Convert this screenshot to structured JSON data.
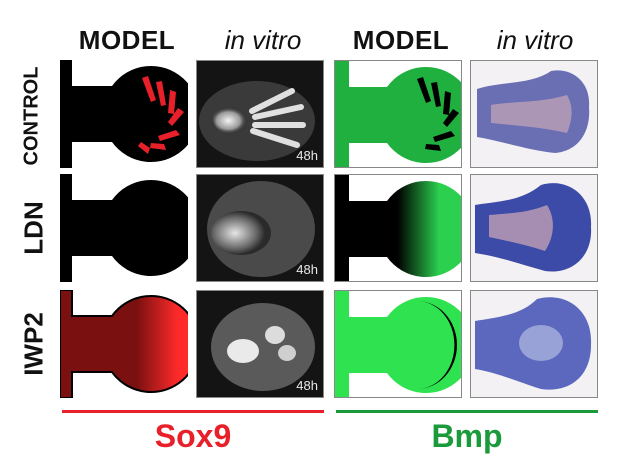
{
  "columns": {
    "model_1": "MODEL",
    "vitro_1": "in vitro",
    "model_2": "MODEL",
    "vitro_2": "in vitro"
  },
  "rows": [
    "CONTROL",
    "LDN",
    "IWP2"
  ],
  "timestamp": "48h",
  "genes": {
    "left": "Sox9",
    "right": "Bmp"
  },
  "colors": {
    "sox9": "#e8202a",
    "bmp": "#1a9a3a",
    "model_bg_sox": "#000000",
    "model_bg_bmp": "#000000"
  }
}
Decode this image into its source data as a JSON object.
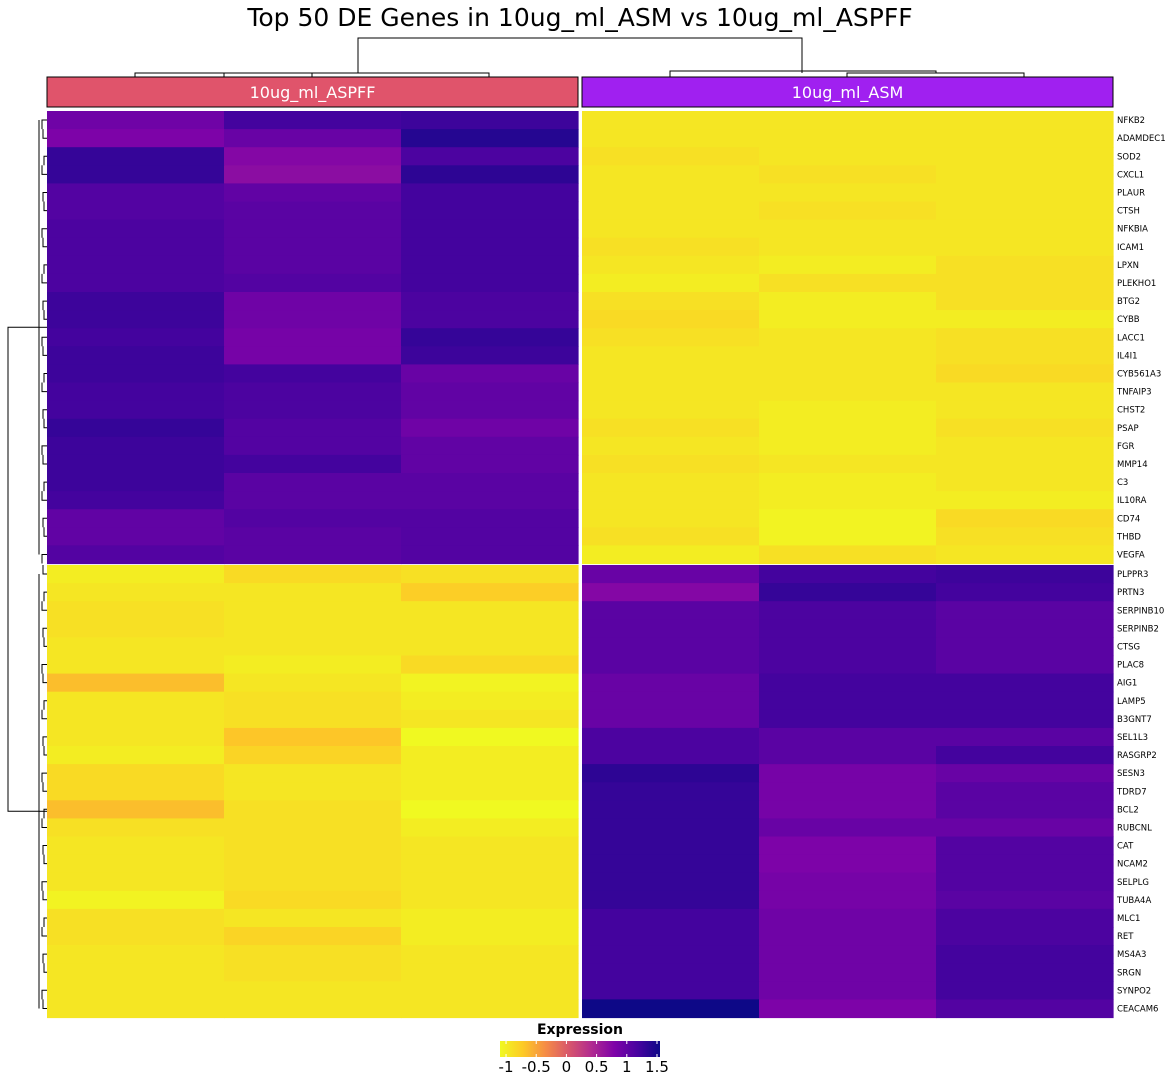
{
  "chart_data": {
    "type": "heatmap",
    "title": "Top 50 DE Genes in 10ug_ml_ASM vs 10ug_ml_ASPFF",
    "groups": [
      {
        "name": "10ug_ml_ASPFF",
        "color": "#e0546b"
      },
      {
        "name": "10ug_ml_ASM",
        "color": "#a020f0"
      }
    ],
    "genes": [
      "NFKB2",
      "ADAMDEC1",
      "SOD2",
      "CXCL1",
      "PLAUR",
      "CTSH",
      "NFKBIA",
      "ICAM1",
      "LPXN",
      "PLEKHO1",
      "BTG2",
      "CYBB",
      "LACC1",
      "IL4I1",
      "CYB561A3",
      "TNFAIP3",
      "CHST2",
      "PSAP",
      "FGR",
      "MMP14",
      "C3",
      "IL10RA",
      "CD74",
      "THBD",
      "VEGFA",
      "PLPPR3",
      "PRTN3",
      "SERPINB10",
      "SERPINB2",
      "CTSG",
      "PLAC8",
      "AIG1",
      "LAMP5",
      "B3GNT7",
      "SEL1L3",
      "RASGRP2",
      "SESN3",
      "TDRD7",
      "BCL2",
      "RUBCNL",
      "CAT",
      "NCAM2",
      "SELPLG",
      "TUBA4A",
      "MLC1",
      "RET",
      "MS4A3",
      "SRGN",
      "SYNPO2",
      "CEACAM6"
    ],
    "values": [
      [
        0.9,
        1.2,
        1.25,
        -0.95,
        -0.95,
        -0.95
      ],
      [
        0.8,
        0.95,
        1.4,
        -0.95,
        -0.95,
        -0.95
      ],
      [
        1.3,
        0.75,
        1.15,
        -0.9,
        -0.95,
        -0.95
      ],
      [
        1.3,
        0.7,
        1.35,
        -0.95,
        -0.9,
        -0.95
      ],
      [
        1.1,
        1.0,
        1.2,
        -0.95,
        -0.95,
        -0.95
      ],
      [
        1.1,
        1.05,
        1.2,
        -0.95,
        -0.9,
        -0.95
      ],
      [
        1.15,
        1.05,
        1.2,
        -0.95,
        -0.95,
        -0.95
      ],
      [
        1.15,
        1.05,
        1.2,
        -0.9,
        -0.95,
        -0.95
      ],
      [
        1.15,
        1.05,
        1.2,
        -0.95,
        -1.0,
        -0.9
      ],
      [
        1.15,
        1.1,
        1.2,
        -1.0,
        -0.9,
        -0.9
      ],
      [
        1.25,
        0.9,
        1.15,
        -0.9,
        -1.0,
        -0.9
      ],
      [
        1.25,
        0.9,
        1.15,
        -0.85,
        -1.0,
        -1.0
      ],
      [
        1.2,
        0.85,
        1.3,
        -0.9,
        -0.95,
        -0.9
      ],
      [
        1.25,
        0.85,
        1.25,
        -0.95,
        -0.95,
        -0.9
      ],
      [
        1.25,
        1.2,
        0.95,
        -0.95,
        -0.95,
        -0.85
      ],
      [
        1.2,
        1.15,
        1.0,
        -0.95,
        -0.95,
        -0.95
      ],
      [
        1.2,
        1.15,
        1.0,
        -0.95,
        -1.0,
        -0.95
      ],
      [
        1.3,
        1.1,
        0.9,
        -0.9,
        -1.0,
        -0.9
      ],
      [
        1.25,
        1.1,
        1.0,
        -0.95,
        -1.0,
        -0.95
      ],
      [
        1.25,
        1.2,
        1.0,
        -0.9,
        -0.95,
        -0.95
      ],
      [
        1.25,
        1.05,
        1.05,
        -0.95,
        -1.0,
        -0.95
      ],
      [
        1.2,
        1.05,
        1.05,
        -0.95,
        -1.0,
        -1.0
      ],
      [
        1.0,
        1.1,
        1.1,
        -0.95,
        -1.05,
        -0.85
      ],
      [
        1.0,
        1.05,
        1.1,
        -0.9,
        -1.05,
        -0.9
      ],
      [
        1.1,
        1.05,
        1.1,
        -1.0,
        -0.9,
        -0.95
      ],
      [
        -1.0,
        -0.85,
        -0.9,
        0.95,
        1.2,
        1.25
      ],
      [
        -0.95,
        -0.95,
        -0.75,
        0.75,
        1.3,
        1.2
      ],
      [
        -0.9,
        -0.95,
        -0.95,
        1.05,
        1.15,
        1.05
      ],
      [
        -0.9,
        -0.95,
        -0.95,
        1.05,
        1.15,
        1.05
      ],
      [
        -0.95,
        -0.95,
        -0.95,
        1.05,
        1.15,
        1.05
      ],
      [
        -0.95,
        -1.0,
        -0.85,
        1.05,
        1.15,
        1.05
      ],
      [
        -0.65,
        -0.95,
        -1.05,
        0.95,
        1.2,
        1.2
      ],
      [
        -0.95,
        -0.9,
        -1.0,
        0.95,
        1.2,
        1.2
      ],
      [
        -0.95,
        -0.9,
        -0.95,
        0.95,
        1.2,
        1.2
      ],
      [
        -0.95,
        -0.7,
        -1.15,
        1.15,
        1.05,
        1.05
      ],
      [
        -1.0,
        -0.8,
        -1.0,
        1.15,
        1.05,
        1.2
      ],
      [
        -0.85,
        -0.95,
        -1.0,
        1.35,
        0.85,
        0.95
      ],
      [
        -0.85,
        -0.95,
        -1.0,
        1.3,
        0.85,
        1.05
      ],
      [
        -0.65,
        -0.9,
        -1.1,
        1.3,
        0.85,
        1.05
      ],
      [
        -0.9,
        -0.9,
        -1.0,
        1.3,
        0.95,
        0.95
      ],
      [
        -0.95,
        -0.9,
        -0.95,
        1.3,
        0.8,
        1.1
      ],
      [
        -0.95,
        -0.9,
        -0.95,
        1.3,
        0.8,
        1.1
      ],
      [
        -0.95,
        -0.9,
        -0.95,
        1.3,
        0.85,
        1.1
      ],
      [
        -1.05,
        -0.85,
        -0.95,
        1.3,
        0.85,
        1.05
      ],
      [
        -0.9,
        -0.95,
        -1.0,
        1.2,
        0.9,
        1.15
      ],
      [
        -0.9,
        -0.8,
        -1.0,
        1.2,
        0.9,
        1.15
      ],
      [
        -0.95,
        -0.9,
        -0.95,
        1.2,
        0.9,
        1.2
      ],
      [
        -0.95,
        -0.9,
        -0.95,
        1.2,
        0.9,
        1.2
      ],
      [
        -0.95,
        -0.95,
        -0.95,
        1.2,
        0.9,
        1.2
      ],
      [
        -0.95,
        -0.95,
        -0.95,
        1.55,
        0.8,
        1.1
      ]
    ],
    "color_scale": [
      "#f0f921",
      "#fdca26",
      "#f58c46",
      "#d8576b",
      "#b12a90",
      "#7e03a8",
      "#4903a0",
      "#0d0887"
    ],
    "color_range": [
      -1.1,
      1.55
    ],
    "legend": {
      "title": "Expression",
      "ticks": [
        -1,
        -0.5,
        0,
        0.5,
        1,
        1.5
      ],
      "tick_labels": [
        "-1",
        "-0.5",
        "0",
        "0.5",
        "1",
        "1.5"
      ],
      "placement": "bottom"
    },
    "row_split_after": 25,
    "column_split_after": 3
  }
}
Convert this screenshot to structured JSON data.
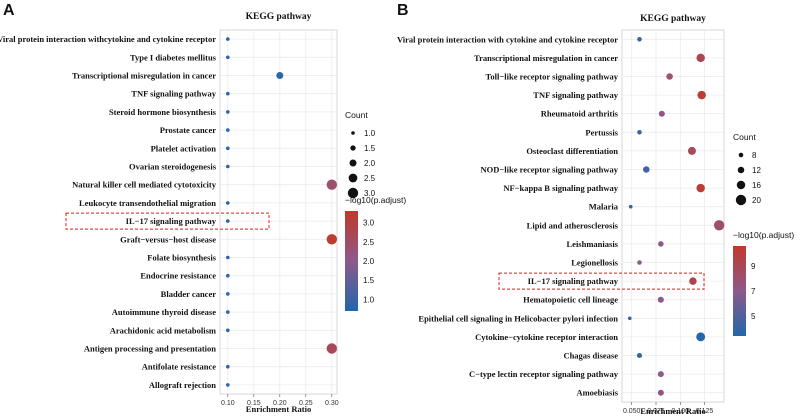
{
  "panels": {
    "A": {
      "letter": "A"
    },
    "B": {
      "letter": "B"
    }
  },
  "colors": {
    "low": "#2166ac",
    "mid": "#8d5a8a",
    "high": "#c0392b",
    "highlight_box": "#e41a1c",
    "grid": "#ebebeb"
  },
  "chart_data": [
    {
      "type": "scatter",
      "title": "KEGG pathway",
      "xlabel": "Enrichment Ratio",
      "ylabel": "",
      "xlim": [
        0.085,
        0.31
      ],
      "xticks": [
        0.1,
        0.15,
        0.2,
        0.25,
        0.3
      ],
      "xtick_labels": [
        "0.10",
        "0.15",
        "0.20",
        "0.25",
        "0.30"
      ],
      "highlight": "IL−17 signaling pathway",
      "categories": [
        "Viral protein interaction withcytokine and cytokine receptor",
        "Type I diabetes mellitus",
        "Transcriptional misregulation in cancer",
        "TNF signaling pathway",
        "Steroid hormone biosynthesis",
        "Prostate cancer",
        "Platelet activation",
        "Ovarian steroidogenesis",
        "Natural killer cell mediated cytotoxicity",
        "Leukocyte transendothelial migration",
        "IL−17 signaling pathway",
        "Graft−versus−host disease",
        "Folate biosynthesis",
        "Endocrine resistance",
        "Bladder cancer",
        "Autoimmune thyroid disease",
        "Arachidonic acid metabolism",
        "Antigen processing and presentation",
        "Antifolate resistance",
        "Allograft rejection"
      ],
      "enrichment_ratio": [
        0.1,
        0.1,
        0.2,
        0.1,
        0.1,
        0.1,
        0.1,
        0.1,
        0.3,
        0.1,
        0.1,
        0.3,
        0.1,
        0.1,
        0.1,
        0.1,
        0.1,
        0.3,
        0.1,
        0.1
      ],
      "count": [
        1,
        1,
        2,
        1,
        1,
        1,
        1,
        1,
        3,
        1,
        1,
        3,
        1,
        1,
        1,
        1,
        1,
        3,
        1,
        1
      ],
      "neg_log10_padj": [
        0.8,
        0.8,
        0.8,
        0.8,
        0.8,
        0.8,
        0.8,
        0.8,
        2.4,
        0.8,
        0.8,
        3.2,
        0.8,
        0.8,
        0.8,
        0.8,
        0.8,
        2.7,
        0.8,
        0.8
      ],
      "size_legend": {
        "title": "Count",
        "values": [
          "1.0",
          "1.5",
          "2.0",
          "2.5",
          "3.0"
        ]
      },
      "color_legend": {
        "title": "−log10(p.adjust)",
        "ticks": [
          "3.0",
          "2.5",
          "2.0",
          "1.5",
          "1.0"
        ],
        "range": [
          0.7,
          3.3
        ]
      }
    },
    {
      "type": "scatter",
      "title": "KEGG pathway",
      "xlabel": "Enrichment Ratio",
      "ylabel": "",
      "xlim": [
        0.04,
        0.145
      ],
      "xticks": [
        0.05,
        0.075,
        0.1,
        0.125
      ],
      "xtick_labels": [
        "0.050",
        "0.075",
        "0.100",
        "0.125"
      ],
      "highlight": "IL−17 signaling pathway",
      "categories": [
        "Viral protein interaction with cytokine and cytokine receptor",
        "Transcriptional misregulation in cancer",
        "Toll−like receptor signaling pathway",
        "TNF signaling pathway",
        "Rheumatoid arthritis",
        "Pertussis",
        "Osteoclast differentiation",
        "NOD−like receptor signaling pathway",
        "NF−kappa B signaling pathway",
        "Malaria",
        "Lipid    and    atherosclerosis",
        "Leishmaniasis",
        "Legionellosis",
        "IL−17 signaling pathway",
        "Hematopoietic cell lineage",
        "Epithelial cell signaling in Helicobacter pylori infection",
        "Cytokine−cytokine receptor interaction",
        "Chagas disease",
        "C−type lectin receptor signaling pathway",
        "Amoebiasis"
      ],
      "enrichment_ratio": [
        0.058,
        0.121,
        0.089,
        0.122,
        0.081,
        0.058,
        0.112,
        0.065,
        0.121,
        0.049,
        0.14,
        0.08,
        0.058,
        0.113,
        0.08,
        0.048,
        0.121,
        0.058,
        0.08,
        0.08
      ],
      "count": [
        8,
        16,
        12,
        16,
        11,
        8,
        15,
        12,
        16,
        6,
        20,
        10,
        8,
        14,
        11,
        6,
        17,
        9,
        11,
        11
      ],
      "neg_log10_padj": [
        4.0,
        9.2,
        7.8,
        10.2,
        7.3,
        4.2,
        8.8,
        4.5,
        10.2,
        3.8,
        8.3,
        7.2,
        6.9,
        9.3,
        6.8,
        3.8,
        3.6,
        3.8,
        7.0,
        7.3
      ],
      "size_legend": {
        "title": "Count",
        "values": [
          "8",
          "12",
          "16",
          "20"
        ]
      },
      "color_legend": {
        "title": "−log10(p.adjust)",
        "ticks": [
          "9",
          "7",
          "5"
        ],
        "range": [
          3.4,
          10.6
        ]
      }
    }
  ]
}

○ ○ ○ ○ ○ ○ ○

Look through the entries. Copy out each line with "Viral" in it.

▶ [WRITTEN ANSWER]:
        "Viral protein interaction withcytokine and cytokine receptor",
        "Viral protein interaction with cytokine and cytokine receptor",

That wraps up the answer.